Locate the word "text" in the entries below, then gather every line that holds it.

# start of PROVIDED INFORMATION

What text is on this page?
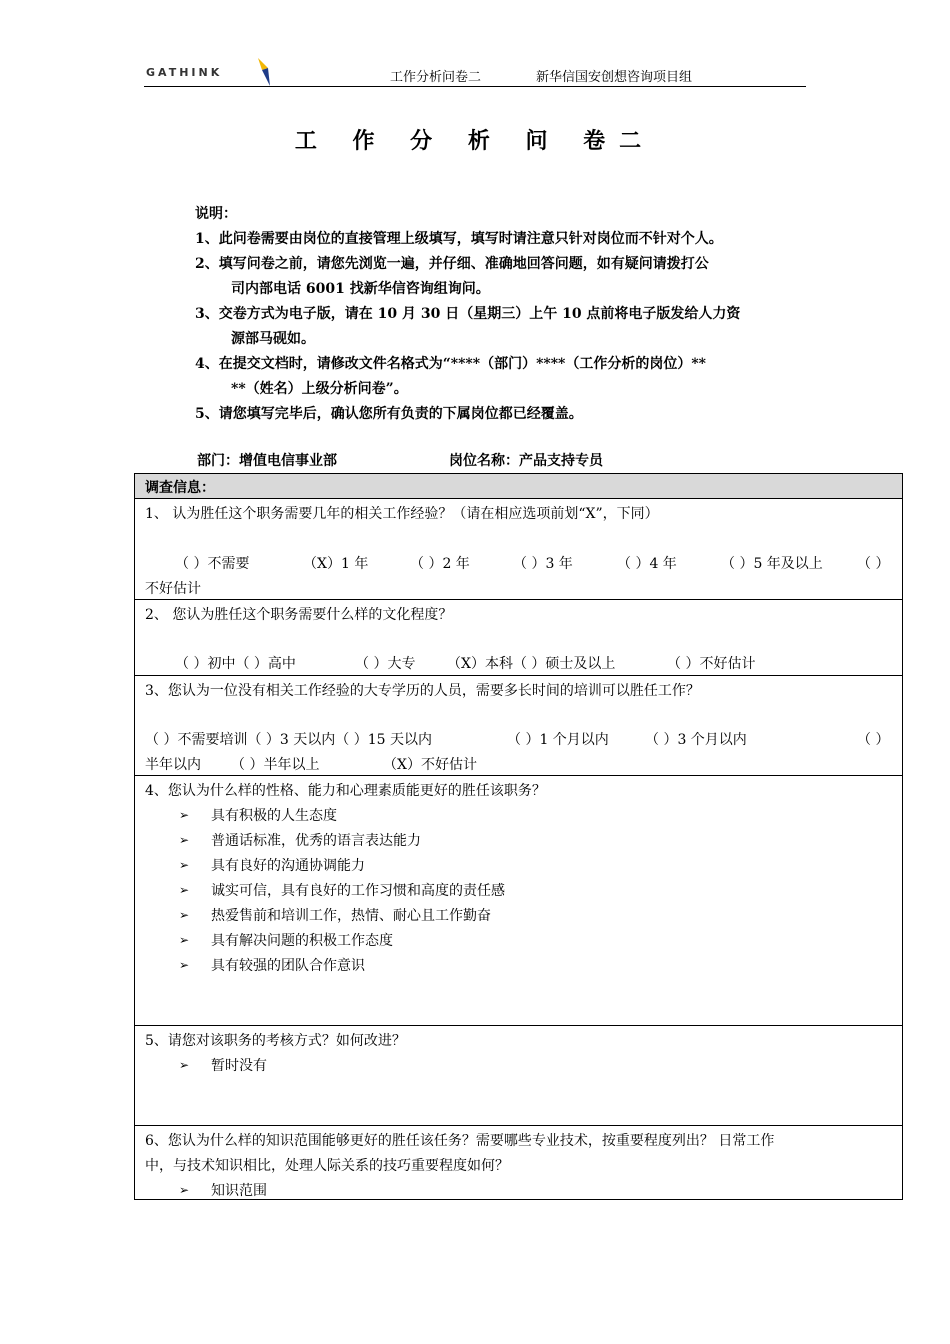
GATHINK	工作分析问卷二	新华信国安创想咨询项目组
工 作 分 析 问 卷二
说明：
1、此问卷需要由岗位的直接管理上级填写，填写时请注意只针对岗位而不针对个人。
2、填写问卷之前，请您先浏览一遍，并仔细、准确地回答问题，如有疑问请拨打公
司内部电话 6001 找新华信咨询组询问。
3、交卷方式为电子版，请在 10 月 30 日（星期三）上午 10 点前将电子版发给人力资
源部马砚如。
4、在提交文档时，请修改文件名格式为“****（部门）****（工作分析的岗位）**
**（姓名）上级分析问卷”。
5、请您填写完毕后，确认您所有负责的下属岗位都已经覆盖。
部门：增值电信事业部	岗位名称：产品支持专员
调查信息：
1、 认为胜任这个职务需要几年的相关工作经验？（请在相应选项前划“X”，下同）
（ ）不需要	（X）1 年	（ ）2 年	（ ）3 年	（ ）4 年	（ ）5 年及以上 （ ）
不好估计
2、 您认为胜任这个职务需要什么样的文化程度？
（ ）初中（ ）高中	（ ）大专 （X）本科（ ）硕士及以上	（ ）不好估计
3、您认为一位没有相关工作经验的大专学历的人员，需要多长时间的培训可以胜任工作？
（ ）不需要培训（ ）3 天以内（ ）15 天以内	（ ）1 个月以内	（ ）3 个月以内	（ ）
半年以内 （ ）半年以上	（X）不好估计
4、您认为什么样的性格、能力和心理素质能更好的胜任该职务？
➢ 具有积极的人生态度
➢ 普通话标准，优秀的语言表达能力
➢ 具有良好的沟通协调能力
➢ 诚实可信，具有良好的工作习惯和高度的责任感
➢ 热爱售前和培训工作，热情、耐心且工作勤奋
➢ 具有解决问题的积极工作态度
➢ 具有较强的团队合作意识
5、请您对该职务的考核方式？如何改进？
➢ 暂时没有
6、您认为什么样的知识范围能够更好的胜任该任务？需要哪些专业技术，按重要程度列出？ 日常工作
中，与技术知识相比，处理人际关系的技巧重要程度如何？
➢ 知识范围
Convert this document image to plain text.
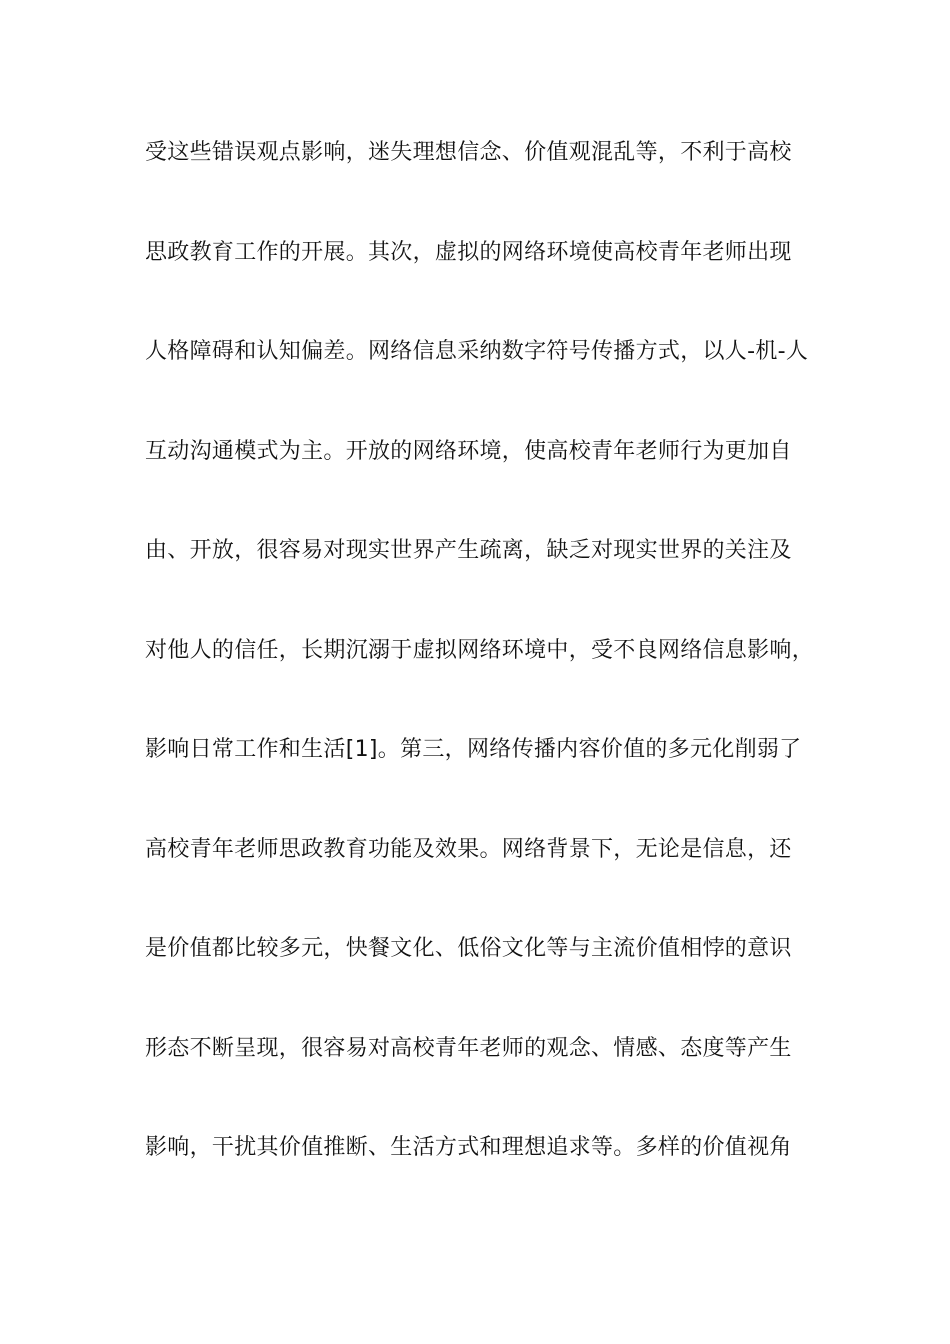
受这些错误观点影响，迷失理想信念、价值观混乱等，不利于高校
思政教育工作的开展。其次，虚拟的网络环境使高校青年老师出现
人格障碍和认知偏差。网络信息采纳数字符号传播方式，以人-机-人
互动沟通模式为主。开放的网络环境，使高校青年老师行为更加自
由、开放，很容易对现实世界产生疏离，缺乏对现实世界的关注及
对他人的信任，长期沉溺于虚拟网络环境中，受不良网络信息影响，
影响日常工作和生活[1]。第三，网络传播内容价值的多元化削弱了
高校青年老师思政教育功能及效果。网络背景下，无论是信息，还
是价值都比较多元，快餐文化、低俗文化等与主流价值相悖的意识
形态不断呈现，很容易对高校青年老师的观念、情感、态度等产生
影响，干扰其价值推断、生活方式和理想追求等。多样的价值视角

# end of PROVIDED INFORMATION

__RESPONSE__.
What text is on this page?
Convert this document image to plain text.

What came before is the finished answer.